> WHAT THE EXERCISE ASKS
Below are some records. Say in a single number how many of their lines include the word "speed".

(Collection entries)
= = = =

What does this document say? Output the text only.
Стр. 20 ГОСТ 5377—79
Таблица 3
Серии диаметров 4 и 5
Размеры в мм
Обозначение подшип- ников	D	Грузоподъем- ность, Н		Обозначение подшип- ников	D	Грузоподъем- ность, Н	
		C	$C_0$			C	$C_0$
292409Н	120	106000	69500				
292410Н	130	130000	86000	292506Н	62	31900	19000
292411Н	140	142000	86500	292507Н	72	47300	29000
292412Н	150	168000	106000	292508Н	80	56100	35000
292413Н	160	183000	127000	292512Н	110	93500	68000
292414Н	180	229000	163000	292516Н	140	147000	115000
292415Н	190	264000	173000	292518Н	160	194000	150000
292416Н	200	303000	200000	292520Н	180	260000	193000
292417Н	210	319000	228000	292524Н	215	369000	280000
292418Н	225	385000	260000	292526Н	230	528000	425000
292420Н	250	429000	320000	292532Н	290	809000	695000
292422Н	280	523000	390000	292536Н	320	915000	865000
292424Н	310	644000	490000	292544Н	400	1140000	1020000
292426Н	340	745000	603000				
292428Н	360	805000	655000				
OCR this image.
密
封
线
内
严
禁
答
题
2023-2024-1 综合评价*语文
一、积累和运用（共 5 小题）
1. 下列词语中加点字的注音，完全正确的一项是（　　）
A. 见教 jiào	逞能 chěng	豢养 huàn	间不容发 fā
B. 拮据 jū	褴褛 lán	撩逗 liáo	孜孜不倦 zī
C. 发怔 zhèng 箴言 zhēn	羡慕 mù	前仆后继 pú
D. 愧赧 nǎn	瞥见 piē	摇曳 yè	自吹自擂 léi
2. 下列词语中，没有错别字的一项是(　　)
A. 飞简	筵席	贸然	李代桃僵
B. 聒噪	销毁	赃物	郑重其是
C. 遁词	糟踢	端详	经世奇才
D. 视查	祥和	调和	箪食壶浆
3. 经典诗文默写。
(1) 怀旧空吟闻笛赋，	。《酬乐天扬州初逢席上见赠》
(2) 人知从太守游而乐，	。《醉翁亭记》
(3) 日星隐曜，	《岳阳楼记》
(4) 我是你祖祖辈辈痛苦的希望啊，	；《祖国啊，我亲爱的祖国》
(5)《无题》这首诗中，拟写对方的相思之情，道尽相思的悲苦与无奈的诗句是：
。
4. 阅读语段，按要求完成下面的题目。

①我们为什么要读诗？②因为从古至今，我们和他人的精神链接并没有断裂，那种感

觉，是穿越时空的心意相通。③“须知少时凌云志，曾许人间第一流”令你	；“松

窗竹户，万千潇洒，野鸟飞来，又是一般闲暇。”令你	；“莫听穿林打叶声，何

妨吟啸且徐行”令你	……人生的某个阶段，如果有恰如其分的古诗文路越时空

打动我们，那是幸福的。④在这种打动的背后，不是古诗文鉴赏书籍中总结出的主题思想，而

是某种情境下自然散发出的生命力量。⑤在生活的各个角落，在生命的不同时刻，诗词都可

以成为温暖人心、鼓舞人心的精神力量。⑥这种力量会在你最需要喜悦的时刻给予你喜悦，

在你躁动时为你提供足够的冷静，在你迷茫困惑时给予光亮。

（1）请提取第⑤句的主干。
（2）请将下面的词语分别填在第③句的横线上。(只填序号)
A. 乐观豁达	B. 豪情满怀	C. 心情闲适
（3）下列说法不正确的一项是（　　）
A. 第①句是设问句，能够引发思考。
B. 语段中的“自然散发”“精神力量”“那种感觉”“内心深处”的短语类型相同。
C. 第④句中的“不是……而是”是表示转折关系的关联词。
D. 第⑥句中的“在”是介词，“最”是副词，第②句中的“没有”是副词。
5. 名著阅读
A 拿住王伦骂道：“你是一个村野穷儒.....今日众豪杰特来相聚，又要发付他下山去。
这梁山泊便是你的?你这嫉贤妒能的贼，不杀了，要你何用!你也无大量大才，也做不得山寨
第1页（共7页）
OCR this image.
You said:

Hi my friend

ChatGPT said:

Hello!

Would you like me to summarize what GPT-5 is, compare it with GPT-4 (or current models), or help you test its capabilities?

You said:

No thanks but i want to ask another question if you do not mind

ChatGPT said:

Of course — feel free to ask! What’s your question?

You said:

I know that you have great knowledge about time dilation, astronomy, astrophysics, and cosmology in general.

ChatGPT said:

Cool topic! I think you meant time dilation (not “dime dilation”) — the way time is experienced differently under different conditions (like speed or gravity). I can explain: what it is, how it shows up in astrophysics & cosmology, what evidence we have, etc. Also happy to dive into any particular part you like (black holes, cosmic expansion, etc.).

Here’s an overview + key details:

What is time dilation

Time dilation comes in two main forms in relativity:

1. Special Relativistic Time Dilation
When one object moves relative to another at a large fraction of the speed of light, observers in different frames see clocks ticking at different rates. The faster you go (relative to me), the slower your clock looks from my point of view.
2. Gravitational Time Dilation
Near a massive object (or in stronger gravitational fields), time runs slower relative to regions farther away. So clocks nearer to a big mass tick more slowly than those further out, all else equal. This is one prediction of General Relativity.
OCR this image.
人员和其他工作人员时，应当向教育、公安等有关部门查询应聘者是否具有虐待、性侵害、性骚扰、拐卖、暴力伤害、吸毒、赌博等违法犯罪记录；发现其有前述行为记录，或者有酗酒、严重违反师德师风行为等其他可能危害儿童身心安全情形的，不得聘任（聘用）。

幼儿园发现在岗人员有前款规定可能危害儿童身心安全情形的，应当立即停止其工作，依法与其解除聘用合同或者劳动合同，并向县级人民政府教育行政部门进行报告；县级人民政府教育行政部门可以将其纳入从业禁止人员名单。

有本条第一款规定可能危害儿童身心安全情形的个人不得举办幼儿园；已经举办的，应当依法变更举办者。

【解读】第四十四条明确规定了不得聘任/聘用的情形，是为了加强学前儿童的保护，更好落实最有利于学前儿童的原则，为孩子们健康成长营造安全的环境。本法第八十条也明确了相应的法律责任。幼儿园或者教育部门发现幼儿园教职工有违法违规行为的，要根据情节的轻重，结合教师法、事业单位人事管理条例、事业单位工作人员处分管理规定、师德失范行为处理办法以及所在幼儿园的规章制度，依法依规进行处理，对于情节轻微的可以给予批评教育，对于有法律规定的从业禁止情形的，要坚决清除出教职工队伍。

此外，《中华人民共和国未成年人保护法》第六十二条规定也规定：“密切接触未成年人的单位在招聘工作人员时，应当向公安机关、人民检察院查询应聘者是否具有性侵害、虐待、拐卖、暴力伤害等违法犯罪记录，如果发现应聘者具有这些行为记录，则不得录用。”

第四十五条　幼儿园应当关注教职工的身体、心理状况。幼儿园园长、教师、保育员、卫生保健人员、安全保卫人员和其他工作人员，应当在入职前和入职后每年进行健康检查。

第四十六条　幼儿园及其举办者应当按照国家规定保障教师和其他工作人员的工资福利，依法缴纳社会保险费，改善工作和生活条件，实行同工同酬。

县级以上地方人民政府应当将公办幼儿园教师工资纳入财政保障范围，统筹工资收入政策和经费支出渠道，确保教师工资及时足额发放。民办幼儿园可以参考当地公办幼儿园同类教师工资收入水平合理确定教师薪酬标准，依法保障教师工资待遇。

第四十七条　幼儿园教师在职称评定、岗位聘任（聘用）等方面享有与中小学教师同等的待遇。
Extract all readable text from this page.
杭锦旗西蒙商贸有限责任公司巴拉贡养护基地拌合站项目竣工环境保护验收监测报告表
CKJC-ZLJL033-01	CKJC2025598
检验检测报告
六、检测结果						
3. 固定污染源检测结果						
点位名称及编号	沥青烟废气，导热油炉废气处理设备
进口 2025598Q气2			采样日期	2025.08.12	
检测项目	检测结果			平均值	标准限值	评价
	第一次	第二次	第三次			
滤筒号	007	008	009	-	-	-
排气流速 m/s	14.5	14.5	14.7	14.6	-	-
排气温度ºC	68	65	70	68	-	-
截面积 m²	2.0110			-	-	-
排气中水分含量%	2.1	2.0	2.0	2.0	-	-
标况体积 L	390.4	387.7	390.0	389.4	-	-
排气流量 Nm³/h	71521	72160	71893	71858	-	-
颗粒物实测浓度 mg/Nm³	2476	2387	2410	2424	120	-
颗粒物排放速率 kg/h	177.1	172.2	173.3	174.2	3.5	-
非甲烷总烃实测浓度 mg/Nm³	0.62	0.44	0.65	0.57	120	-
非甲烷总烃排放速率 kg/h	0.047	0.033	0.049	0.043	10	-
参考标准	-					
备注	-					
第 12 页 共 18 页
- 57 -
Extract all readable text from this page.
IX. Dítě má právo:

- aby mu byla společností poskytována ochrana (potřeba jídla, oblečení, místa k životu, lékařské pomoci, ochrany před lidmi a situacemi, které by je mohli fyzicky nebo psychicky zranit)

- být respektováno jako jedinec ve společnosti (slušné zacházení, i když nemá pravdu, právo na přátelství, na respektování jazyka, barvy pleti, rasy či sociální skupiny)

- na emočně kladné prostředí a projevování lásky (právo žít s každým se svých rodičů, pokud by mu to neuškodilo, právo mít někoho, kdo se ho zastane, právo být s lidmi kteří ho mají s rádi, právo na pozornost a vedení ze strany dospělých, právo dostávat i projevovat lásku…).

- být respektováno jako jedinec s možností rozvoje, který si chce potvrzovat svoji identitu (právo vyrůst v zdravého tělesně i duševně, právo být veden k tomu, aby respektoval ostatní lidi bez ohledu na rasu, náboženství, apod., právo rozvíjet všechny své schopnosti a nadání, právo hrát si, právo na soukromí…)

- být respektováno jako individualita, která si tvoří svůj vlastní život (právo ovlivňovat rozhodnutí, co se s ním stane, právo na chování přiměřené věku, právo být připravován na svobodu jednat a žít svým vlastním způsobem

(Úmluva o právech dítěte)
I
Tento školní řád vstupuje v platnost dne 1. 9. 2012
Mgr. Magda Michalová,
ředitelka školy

= = = =

> RESULT
2